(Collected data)
— Begin —
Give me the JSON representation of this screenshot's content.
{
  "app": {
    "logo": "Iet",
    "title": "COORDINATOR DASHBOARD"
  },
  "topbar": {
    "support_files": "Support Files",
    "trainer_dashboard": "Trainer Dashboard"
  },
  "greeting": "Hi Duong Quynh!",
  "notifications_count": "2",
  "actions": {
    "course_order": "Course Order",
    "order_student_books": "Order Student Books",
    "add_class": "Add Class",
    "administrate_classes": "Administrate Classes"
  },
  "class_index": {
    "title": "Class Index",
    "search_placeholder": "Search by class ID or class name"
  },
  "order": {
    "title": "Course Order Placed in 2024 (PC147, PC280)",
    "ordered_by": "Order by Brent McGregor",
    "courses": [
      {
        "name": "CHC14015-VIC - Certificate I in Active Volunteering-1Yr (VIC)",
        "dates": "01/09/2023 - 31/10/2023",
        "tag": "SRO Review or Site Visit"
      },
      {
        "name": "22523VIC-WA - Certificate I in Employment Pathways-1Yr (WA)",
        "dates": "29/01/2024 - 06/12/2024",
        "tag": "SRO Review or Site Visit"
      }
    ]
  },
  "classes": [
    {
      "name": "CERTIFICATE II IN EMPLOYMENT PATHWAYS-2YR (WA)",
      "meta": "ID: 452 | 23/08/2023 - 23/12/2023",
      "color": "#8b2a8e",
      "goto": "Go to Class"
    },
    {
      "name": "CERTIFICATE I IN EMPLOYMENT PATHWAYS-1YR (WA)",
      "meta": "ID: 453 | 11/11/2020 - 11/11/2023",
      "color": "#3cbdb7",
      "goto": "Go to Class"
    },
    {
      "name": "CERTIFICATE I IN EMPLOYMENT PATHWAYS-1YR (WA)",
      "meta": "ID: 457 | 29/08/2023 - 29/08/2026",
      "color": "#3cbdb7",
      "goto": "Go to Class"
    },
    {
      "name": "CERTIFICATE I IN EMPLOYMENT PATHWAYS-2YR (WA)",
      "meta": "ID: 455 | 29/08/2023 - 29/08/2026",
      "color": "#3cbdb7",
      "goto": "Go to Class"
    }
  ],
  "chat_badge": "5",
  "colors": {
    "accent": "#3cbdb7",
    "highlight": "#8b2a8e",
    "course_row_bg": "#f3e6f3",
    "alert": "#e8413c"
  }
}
— End —
● **EXERCISE GOAL**
Show the lines of the data that hold the word "dates".

● **COMPLETED TASK**
        "dates": "01/09/2023 - 31/10/2023",
        "dates": "29/01/2024 - 06/12/2024",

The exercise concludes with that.